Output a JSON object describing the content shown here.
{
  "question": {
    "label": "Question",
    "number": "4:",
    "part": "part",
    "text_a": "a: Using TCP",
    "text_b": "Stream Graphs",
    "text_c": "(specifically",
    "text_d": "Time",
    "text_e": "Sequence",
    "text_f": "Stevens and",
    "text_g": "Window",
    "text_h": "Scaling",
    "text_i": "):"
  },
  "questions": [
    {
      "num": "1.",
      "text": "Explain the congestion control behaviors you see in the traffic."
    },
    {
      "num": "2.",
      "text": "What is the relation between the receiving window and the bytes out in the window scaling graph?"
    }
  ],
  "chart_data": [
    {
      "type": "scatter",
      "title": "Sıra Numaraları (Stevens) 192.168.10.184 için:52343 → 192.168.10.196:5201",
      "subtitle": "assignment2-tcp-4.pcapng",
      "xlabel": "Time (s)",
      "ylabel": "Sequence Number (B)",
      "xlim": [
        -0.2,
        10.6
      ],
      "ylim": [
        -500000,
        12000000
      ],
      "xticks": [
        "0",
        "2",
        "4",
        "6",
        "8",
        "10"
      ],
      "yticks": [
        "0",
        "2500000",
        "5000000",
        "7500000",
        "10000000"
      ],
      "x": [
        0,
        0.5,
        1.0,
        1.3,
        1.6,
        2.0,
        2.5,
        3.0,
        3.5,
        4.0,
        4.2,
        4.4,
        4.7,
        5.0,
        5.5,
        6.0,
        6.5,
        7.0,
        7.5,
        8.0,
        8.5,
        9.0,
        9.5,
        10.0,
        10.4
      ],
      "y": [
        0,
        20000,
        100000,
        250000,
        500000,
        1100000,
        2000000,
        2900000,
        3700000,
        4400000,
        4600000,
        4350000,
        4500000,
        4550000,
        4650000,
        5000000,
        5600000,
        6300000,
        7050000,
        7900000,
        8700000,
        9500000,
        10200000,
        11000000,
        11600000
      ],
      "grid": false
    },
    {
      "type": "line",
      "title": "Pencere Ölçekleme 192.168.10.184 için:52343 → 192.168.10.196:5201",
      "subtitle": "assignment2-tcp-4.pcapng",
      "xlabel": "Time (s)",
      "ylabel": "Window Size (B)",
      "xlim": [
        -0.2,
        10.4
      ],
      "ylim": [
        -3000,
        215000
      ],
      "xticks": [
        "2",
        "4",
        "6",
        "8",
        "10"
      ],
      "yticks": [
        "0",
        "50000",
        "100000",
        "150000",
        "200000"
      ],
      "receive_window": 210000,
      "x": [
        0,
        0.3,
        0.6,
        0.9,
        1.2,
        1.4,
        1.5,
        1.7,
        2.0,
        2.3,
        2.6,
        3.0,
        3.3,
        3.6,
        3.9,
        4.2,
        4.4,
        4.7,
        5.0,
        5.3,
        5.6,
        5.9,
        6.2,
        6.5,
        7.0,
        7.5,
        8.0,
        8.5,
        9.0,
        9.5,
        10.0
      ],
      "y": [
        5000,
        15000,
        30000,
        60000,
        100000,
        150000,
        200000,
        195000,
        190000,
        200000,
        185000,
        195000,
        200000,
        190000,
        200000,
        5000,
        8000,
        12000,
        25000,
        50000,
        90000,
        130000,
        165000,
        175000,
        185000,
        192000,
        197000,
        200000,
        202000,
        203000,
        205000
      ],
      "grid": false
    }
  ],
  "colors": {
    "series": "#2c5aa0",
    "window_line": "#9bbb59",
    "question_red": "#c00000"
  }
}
◆ ◆ ◆ ◆
**What you will do:** Transcribe every entry exactly, omitting nothing.

**The result:**
Output a JSON object describing the content shown here.
{
  "question": {
    "label": "Question",
    "number": "4:",
    "part": "part",
    "text_a": "a: Using TCP",
    "text_b": "Stream Graphs",
    "text_c": "(specifically",
    "text_d": "Time",
    "text_e": "Sequence",
    "text_f": "Stevens and",
    "text_g": "Window",
    "text_h": "Scaling",
    "text_i": "):"
  },
  "questions": [
    {
      "num": "1.",
      "text": "Explain the congestion control behaviors you see in the traffic."
    },
    {
      "num": "2.",
      "text": "What is the relation between the receiving window and the bytes out in the window scaling graph?"
    }
  ],
  "chart_data": [
    {
      "type": "scatter",
      "title": "Sıra Numaraları (Stevens) 192.168.10.184 için:52343 → 192.168.10.196:5201",
      "subtitle": "assignment2-tcp-4.pcapng",
      "xlabel": "Time (s)",
      "ylabel": "Sequence Number (B)",
      "xlim": [
        -0.2,
        10.6
      ],
      "ylim": [
        -500000,
        12000000
      ],
      "xticks": [
        "0",
        "2",
        "4",
        "6",
        "8",
        "10"
      ],
      "yticks": [
        "0",
        "2500000",
        "5000000",
        "7500000",
        "10000000"
      ],
      "x": [
        0,
        0.5,
        1.0,
        1.3,
        1.6,
        2.0,
        2.5,
        3.0,
        3.5,
        4.0,
        4.2,
        4.4,
        4.7,
        5.0,
        5.5,
        6.0,
        6.5,
        7.0,
        7.5,
        8.0,
        8.5,
        9.0,
        9.5,
        10.0,
        10.4
      ],
      "y": [
        0,
        20000,
        100000,
        250000,
        500000,
        1100000,
        2000000,
        2900000,
        3700000,
        4400000,
        4600000,
        4350000,
        4500000,
        4550000,
        4650000,
        5000000,
        5600000,
        6300000,
        7050000,
        7900000,
        8700000,
        9500000,
        10200000,
        11000000,
        11600000
      ],
      "grid": false
    },
    {
      "type": "line",
      "title": "Pencere Ölçekleme 192.168.10.184 için:52343 → 192.168.10.196:5201",
      "subtitle": "assignment2-tcp-4.pcapng",
      "xlabel": "Time (s)",
      "ylabel": "Window Size (B)",
      "xlim": [
        -0.2,
        10.4
      ],
      "ylim": [
        -3000,
        215000
      ],
      "xticks": [
        "2",
        "4",
        "6",
        "8",
        "10"
      ],
      "yticks": [
        "0",
        "50000",
        "100000",
        "150000",
        "200000"
      ],
      "receive_window": 210000,
      "x": [
        0,
        0.3,
        0.6,
        0.9,
        1.2,
        1.4,
        1.5,
        1.7,
        2.0,
        2.3,
        2.6,
        3.0,
        3.3,
        3.6,
        3.9,
        4.2,
        4.4,
        4.7,
        5.0,
        5.3,
        5.6,
        5.9,
        6.2,
        6.5,
        7.0,
        7.5,
        8.0,
        8.5,
        9.0,
        9.5,
        10.0
      ],
      "y": [
        5000,
        15000,
        30000,
        60000,
        100000,
        150000,
        200000,
        195000,
        190000,
        200000,
        185000,
        195000,
        200000,
        190000,
        200000,
        5000,
        8000,
        12000,
        25000,
        50000,
        90000,
        130000,
        165000,
        175000,
        185000,
        192000,
        197000,
        200000,
        202000,
        203000,
        205000
      ],
      "grid": false
    }
  ],
  "colors": {
    "series": "#2c5aa0",
    "window_line": "#9bbb59",
    "question_red": "#c00000"
  }
}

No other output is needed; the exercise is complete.